-- begin Exercise material --

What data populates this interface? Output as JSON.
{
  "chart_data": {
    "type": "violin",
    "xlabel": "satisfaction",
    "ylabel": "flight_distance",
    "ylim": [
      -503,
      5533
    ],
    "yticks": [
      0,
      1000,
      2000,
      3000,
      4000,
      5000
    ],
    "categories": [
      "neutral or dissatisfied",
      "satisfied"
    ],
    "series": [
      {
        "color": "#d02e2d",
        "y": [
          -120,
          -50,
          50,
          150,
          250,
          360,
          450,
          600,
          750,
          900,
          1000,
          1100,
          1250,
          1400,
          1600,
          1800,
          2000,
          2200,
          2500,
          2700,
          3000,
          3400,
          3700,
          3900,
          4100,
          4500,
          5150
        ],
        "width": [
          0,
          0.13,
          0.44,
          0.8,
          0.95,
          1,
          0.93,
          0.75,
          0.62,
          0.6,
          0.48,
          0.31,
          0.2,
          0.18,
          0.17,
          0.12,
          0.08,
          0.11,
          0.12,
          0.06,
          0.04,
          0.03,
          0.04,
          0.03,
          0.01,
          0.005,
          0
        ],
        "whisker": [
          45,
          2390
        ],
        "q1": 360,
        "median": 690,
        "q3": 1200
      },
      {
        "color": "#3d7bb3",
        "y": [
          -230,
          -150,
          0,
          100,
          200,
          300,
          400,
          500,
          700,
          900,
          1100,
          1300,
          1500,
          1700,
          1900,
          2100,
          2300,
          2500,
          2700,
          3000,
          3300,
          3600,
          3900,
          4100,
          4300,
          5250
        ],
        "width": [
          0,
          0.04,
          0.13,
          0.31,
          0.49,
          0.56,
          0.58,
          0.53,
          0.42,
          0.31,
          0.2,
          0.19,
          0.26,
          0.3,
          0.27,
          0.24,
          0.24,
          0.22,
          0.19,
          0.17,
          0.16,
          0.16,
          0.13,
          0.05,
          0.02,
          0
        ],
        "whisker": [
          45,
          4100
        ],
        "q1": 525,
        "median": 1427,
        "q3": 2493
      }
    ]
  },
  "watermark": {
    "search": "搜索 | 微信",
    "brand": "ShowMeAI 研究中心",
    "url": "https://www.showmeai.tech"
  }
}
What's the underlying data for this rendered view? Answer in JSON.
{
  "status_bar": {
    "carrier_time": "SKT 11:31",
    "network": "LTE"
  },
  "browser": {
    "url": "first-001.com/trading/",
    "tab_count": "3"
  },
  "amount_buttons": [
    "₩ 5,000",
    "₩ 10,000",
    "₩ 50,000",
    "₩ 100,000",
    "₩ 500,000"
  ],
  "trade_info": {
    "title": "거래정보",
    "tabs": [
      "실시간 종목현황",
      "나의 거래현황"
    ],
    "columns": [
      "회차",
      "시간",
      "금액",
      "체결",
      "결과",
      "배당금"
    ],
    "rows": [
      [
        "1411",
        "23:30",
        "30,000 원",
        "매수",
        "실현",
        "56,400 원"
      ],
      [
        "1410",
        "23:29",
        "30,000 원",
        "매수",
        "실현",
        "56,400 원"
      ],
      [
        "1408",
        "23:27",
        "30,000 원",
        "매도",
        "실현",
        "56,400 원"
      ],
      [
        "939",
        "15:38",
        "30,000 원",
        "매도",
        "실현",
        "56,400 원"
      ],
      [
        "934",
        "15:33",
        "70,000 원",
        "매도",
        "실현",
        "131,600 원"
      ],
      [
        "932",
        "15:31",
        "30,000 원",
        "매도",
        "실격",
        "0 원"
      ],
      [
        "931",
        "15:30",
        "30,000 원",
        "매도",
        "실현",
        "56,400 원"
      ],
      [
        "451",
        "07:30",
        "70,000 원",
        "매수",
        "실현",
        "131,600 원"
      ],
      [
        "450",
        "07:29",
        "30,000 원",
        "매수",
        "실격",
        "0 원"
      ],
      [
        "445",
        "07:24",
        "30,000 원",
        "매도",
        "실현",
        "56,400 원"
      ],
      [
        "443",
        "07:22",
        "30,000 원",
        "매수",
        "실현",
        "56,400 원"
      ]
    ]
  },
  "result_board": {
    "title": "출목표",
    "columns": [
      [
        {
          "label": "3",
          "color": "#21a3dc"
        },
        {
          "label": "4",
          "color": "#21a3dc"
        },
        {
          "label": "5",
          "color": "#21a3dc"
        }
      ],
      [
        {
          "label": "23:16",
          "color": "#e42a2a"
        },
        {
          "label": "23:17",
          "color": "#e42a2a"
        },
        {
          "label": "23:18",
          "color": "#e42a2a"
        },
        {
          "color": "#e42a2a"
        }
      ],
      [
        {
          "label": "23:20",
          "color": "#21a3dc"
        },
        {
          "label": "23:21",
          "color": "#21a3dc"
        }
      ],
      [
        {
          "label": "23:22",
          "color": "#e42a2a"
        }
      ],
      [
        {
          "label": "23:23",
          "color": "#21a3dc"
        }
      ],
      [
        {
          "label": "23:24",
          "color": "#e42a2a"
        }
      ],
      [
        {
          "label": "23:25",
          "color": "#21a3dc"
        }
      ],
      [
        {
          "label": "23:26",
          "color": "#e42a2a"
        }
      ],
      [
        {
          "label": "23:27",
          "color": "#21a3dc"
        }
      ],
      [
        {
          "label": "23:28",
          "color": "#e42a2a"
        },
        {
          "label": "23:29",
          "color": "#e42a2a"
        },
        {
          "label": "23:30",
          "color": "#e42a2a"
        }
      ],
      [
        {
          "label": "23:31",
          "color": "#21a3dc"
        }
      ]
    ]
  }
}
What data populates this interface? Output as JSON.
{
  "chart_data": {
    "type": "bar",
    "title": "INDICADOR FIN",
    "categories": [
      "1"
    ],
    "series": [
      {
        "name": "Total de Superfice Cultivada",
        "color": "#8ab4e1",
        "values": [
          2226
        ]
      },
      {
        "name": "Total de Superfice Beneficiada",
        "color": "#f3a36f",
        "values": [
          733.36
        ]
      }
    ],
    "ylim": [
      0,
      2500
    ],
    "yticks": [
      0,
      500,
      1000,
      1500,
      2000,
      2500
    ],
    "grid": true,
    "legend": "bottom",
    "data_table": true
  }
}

-- end Exercise material --

Exercise instructions
The lines above should be duplicated exactly.

Solved problem
What data populates this interface? Output as JSON.
{
  "chart_data": {
    "type": "violin",
    "xlabel": "satisfaction",
    "ylabel": "flight_distance",
    "ylim": [
      -503,
      5533
    ],
    "yticks": [
      0,
      1000,
      2000,
      3000,
      4000,
      5000
    ],
    "categories": [
      "neutral or dissatisfied",
      "satisfied"
    ],
    "series": [
      {
        "color": "#d02e2d",
        "y": [
          -120,
          -50,
          50,
          150,
          250,
          360,
          450,
          600,
          750,
          900,
          1000,
          1100,
          1250,
          1400,
          1600,
          1800,
          2000,
          2200,
          2500,
          2700,
          3000,
          3400,
          3700,
          3900,
          4100,
          4500,
          5150
        ],
        "width": [
          0,
          0.13,
          0.44,
          0.8,
          0.95,
          1,
          0.93,
          0.75,
          0.62,
          0.6,
          0.48,
          0.31,
          0.2,
          0.18,
          0.17,
          0.12,
          0.08,
          0.11,
          0.12,
          0.06,
          0.04,
          0.03,
          0.04,
          0.03,
          0.01,
          0.005,
          0
        ],
        "whisker": [
          45,
          2390
        ],
        "q1": 360,
        "median": 690,
        "q3": 1200
      },
      {
        "color": "#3d7bb3",
        "y": [
          -230,
          -150,
          0,
          100,
          200,
          300,
          400,
          500,
          700,
          900,
          1100,
          1300,
          1500,
          1700,
          1900,
          2100,
          2300,
          2500,
          2700,
          3000,
          3300,
          3600,
          3900,
          4100,
          4300,
          5250
        ],
        "width": [
          0,
          0.04,
          0.13,
          0.31,
          0.49,
          0.56,
          0.58,
          0.53,
          0.42,
          0.31,
          0.2,
          0.19,
          0.26,
          0.3,
          0.27,
          0.24,
          0.24,
          0.22,
          0.19,
          0.17,
          0.16,
          0.16,
          0.13,
          0.05,
          0.02,
          0
        ],
        "whisker": [
          45,
          4100
        ],
        "q1": 525,
        "median": 1427,
        "q3": 2493
      }
    ]
  },
  "watermark": {
    "search": "搜索 | 微信",
    "brand": "ShowMeAI 研究中心",
    "url": "https://www.showmeai.tech"
  }
}
What's the underlying data for this rendered view? Answer in JSON.
{
  "status_bar": {
    "carrier_time": "SKT 11:31",
    "network": "LTE"
  },
  "browser": {
    "url": "first-001.com/trading/",
    "tab_count": "3"
  },
  "amount_buttons": [
    "₩ 5,000",
    "₩ 10,000",
    "₩ 50,000",
    "₩ 100,000",
    "₩ 500,000"
  ],
  "trade_info": {
    "title": "거래정보",
    "tabs": [
      "실시간 종목현황",
      "나의 거래현황"
    ],
    "columns": [
      "회차",
      "시간",
      "금액",
      "체결",
      "결과",
      "배당금"
    ],
    "rows": [
      [
        "1411",
        "23:30",
        "30,000 원",
        "매수",
        "실현",
        "56,400 원"
      ],
      [
        "1410",
        "23:29",
        "30,000 원",
        "매수",
        "실현",
        "56,400 원"
      ],
      [
        "1408",
        "23:27",
        "30,000 원",
        "매도",
        "실현",
        "56,400 원"
      ],
      [
        "939",
        "15:38",
        "30,000 원",
        "매도",
        "실현",
        "56,400 원"
      ],
      [
        "934",
        "15:33",
        "70,000 원",
        "매도",
        "실현",
        "131,600 원"
      ],
      [
        "932",
        "15:31",
        "30,000 원",
        "매도",
        "실격",
        "0 원"
      ],
      [
        "931",
        "15:30",
        "30,000 원",
        "매도",
        "실현",
        "56,400 원"
      ],
      [
        "451",
        "07:30",
        "70,000 원",
        "매수",
        "실현",
        "131,600 원"
      ],
      [
        "450",
        "07:29",
        "30,000 원",
        "매수",
        "실격",
        "0 원"
      ],
      [
        "445",
        "07:24",
        "30,000 원",
        "매도",
        "실현",
        "56,400 원"
      ],
      [
        "443",
        "07:22",
        "30,000 원",
        "매수",
        "실현",
        "56,400 원"
      ]
    ]
  },
  "result_board": {
    "title": "출목표",
    "columns": [
      [
        {
          "label": "3",
          "color": "#21a3dc"
        },
        {
          "label": "4",
          "color": "#21a3dc"
        },
        {
          "label": "5",
          "color": "#21a3dc"
        }
      ],
      [
        {
          "label": "23:16",
          "color": "#e42a2a"
        },
        {
          "label": "23:17",
          "color": "#e42a2a"
        },
        {
          "label": "23:18",
          "color": "#e42a2a"
        },
        {
          "color": "#e42a2a"
        }
      ],
      [
        {
          "label": "23:20",
          "color": "#21a3dc"
        },
        {
          "label": "23:21",
          "color": "#21a3dc"
        }
      ],
      [
        {
          "label": "23:22",
          "color": "#e42a2a"
        }
      ],
      [
        {
          "label": "23:23",
          "color": "#21a3dc"
        }
      ],
      [
        {
          "label": "23:24",
          "color": "#e42a2a"
        }
      ],
      [
        {
          "label": "23:25",
          "color": "#21a3dc"
        }
      ],
      [
        {
          "label": "23:26",
          "color": "#e42a2a"
        }
      ],
      [
        {
          "label": "23:27",
          "color": "#21a3dc"
        }
      ],
      [
        {
          "label": "23:28",
          "color": "#e42a2a"
        },
        {
          "label": "23:29",
          "color": "#e42a2a"
        },
        {
          "label": "23:30",
          "color": "#e42a2a"
        }
      ],
      [
        {
          "label": "23:31",
          "color": "#21a3dc"
        }
      ]
    ]
  }
}
What data populates this interface? Output as JSON.
{
  "chart_data": {
    "type": "bar",
    "title": "INDICADOR FIN",
    "categories": [
      "1"
    ],
    "series": [
      {
        "name": "Total de Superfice Cultivada",
        "color": "#8ab4e1",
        "values": [
          2226
        ]
      },
      {
        "name": "Total de Superfice Beneficiada",
        "color": "#f3a36f",
        "values": [
          733.36
        ]
      }
    ],
    "ylim": [
      0,
      2500
    ],
    "yticks": [
      0,
      500,
      1000,
      1500,
      2000,
      2500
    ],
    "grid": true,
    "legend": "bottom",
    "data_table": true
  }
}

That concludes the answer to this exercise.